(Entries taken from a collection)
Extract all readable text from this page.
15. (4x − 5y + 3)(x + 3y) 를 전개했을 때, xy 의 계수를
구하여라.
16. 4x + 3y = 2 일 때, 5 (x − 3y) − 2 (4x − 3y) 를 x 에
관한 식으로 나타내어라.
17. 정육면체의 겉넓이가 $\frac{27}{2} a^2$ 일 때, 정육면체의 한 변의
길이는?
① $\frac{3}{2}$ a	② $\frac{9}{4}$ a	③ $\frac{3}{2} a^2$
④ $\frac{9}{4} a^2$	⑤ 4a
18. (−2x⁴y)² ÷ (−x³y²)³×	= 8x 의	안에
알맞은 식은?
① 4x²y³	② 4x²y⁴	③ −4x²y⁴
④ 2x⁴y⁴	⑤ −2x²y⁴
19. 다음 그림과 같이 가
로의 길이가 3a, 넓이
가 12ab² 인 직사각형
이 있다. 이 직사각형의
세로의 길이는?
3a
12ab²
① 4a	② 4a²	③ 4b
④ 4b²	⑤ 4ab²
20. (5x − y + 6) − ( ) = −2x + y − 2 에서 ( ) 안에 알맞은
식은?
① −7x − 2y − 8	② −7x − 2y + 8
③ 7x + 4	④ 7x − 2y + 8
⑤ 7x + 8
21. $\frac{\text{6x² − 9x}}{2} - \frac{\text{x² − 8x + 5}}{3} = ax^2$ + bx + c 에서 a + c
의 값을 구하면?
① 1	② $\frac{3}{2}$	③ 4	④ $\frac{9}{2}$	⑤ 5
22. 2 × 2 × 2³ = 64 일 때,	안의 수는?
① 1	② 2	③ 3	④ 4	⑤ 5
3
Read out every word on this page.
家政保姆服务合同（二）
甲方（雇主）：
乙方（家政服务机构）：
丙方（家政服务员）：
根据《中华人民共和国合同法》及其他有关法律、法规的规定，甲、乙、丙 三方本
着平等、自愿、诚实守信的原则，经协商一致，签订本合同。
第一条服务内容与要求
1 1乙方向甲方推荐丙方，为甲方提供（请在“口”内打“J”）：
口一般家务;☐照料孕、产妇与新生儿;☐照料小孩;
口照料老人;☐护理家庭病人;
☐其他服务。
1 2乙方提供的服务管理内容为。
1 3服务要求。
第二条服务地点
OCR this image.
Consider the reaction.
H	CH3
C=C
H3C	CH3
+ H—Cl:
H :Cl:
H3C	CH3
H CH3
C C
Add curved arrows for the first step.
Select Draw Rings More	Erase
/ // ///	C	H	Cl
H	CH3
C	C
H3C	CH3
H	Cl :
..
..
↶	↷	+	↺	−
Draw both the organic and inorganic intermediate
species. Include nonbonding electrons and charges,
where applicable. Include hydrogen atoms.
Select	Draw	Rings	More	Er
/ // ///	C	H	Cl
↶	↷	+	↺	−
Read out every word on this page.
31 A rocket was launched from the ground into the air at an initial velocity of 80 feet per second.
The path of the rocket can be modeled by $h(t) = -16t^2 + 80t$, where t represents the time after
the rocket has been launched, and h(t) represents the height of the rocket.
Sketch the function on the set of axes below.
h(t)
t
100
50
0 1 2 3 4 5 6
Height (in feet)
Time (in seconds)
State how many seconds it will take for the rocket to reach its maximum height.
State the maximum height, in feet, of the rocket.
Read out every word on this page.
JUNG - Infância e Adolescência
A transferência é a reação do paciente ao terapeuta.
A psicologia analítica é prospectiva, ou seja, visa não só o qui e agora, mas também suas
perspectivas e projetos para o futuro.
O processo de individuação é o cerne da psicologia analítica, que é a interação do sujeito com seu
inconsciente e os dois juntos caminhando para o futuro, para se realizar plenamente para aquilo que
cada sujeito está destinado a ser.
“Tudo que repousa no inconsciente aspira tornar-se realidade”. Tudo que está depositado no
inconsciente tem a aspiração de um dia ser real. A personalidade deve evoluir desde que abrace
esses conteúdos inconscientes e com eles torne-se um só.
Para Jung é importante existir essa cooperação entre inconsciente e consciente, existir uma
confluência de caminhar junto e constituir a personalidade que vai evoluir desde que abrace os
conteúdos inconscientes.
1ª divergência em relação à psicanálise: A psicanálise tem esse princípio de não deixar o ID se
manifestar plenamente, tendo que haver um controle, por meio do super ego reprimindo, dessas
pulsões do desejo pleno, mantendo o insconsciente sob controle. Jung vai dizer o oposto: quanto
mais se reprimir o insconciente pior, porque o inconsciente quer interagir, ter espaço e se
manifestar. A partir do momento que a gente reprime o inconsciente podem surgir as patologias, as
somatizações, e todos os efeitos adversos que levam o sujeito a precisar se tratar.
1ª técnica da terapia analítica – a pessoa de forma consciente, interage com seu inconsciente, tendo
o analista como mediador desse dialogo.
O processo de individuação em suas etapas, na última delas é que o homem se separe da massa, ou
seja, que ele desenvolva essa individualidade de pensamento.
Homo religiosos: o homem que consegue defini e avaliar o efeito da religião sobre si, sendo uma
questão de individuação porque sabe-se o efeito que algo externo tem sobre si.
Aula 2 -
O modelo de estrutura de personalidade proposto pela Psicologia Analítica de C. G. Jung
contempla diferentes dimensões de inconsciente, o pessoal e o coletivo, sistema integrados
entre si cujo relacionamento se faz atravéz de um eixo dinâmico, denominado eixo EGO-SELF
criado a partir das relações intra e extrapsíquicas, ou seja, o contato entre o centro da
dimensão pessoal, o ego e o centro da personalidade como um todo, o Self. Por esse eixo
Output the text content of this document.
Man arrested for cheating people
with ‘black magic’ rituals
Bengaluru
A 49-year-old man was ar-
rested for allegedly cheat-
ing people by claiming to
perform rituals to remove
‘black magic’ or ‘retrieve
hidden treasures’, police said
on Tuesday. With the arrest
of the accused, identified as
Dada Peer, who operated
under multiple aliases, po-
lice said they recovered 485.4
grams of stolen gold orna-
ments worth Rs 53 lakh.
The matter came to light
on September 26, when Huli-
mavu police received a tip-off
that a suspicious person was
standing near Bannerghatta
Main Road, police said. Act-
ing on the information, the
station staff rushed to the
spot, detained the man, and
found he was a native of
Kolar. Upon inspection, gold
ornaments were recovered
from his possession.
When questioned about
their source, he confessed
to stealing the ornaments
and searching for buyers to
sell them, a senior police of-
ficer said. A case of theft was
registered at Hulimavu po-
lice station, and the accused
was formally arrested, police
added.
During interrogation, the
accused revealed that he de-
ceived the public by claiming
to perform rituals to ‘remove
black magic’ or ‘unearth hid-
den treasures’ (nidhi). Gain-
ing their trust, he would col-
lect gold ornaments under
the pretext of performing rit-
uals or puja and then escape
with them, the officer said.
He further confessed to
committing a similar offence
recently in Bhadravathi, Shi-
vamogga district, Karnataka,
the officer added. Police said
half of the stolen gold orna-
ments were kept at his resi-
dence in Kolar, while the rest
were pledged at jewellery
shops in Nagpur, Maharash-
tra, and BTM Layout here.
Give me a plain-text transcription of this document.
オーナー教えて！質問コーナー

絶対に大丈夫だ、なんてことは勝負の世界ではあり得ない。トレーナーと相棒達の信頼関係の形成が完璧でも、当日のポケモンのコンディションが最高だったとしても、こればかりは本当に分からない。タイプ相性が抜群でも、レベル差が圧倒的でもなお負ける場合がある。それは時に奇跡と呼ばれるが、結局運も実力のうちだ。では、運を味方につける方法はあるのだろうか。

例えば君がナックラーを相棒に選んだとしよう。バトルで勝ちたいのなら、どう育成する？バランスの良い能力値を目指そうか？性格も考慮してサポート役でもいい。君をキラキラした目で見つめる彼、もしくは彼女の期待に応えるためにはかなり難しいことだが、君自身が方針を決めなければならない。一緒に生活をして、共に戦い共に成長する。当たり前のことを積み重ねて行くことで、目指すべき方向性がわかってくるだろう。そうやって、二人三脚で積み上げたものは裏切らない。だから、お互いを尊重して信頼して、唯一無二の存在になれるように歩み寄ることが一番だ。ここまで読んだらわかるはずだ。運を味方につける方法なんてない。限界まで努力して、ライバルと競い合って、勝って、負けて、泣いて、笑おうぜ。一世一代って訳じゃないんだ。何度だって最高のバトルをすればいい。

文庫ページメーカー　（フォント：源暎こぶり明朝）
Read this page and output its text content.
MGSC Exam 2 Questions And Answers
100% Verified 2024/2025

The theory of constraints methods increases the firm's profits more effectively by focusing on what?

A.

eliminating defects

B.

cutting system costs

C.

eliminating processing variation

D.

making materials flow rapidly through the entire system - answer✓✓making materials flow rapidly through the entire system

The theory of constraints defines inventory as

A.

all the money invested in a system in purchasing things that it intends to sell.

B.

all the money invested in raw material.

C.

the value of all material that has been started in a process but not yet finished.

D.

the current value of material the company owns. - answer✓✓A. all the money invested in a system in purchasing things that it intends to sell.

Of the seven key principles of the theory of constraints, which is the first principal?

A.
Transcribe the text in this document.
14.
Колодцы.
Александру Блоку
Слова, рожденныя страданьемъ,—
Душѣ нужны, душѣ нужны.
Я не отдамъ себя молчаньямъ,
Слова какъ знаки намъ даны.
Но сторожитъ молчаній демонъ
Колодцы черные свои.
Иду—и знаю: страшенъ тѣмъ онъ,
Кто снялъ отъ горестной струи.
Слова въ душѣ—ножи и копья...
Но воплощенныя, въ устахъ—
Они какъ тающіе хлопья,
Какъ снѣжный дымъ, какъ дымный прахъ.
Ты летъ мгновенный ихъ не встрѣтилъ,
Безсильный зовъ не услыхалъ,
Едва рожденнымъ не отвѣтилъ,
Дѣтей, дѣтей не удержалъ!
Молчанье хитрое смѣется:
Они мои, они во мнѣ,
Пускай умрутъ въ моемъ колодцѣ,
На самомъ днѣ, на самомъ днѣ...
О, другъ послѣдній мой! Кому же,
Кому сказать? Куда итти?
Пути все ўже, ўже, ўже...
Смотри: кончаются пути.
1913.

### What is expected
Search the records for the string "Include" and return every line in which it occurs.

### Written reply
species. Include nonbonding electrons and charges,
where applicable. Include hydrogen atoms.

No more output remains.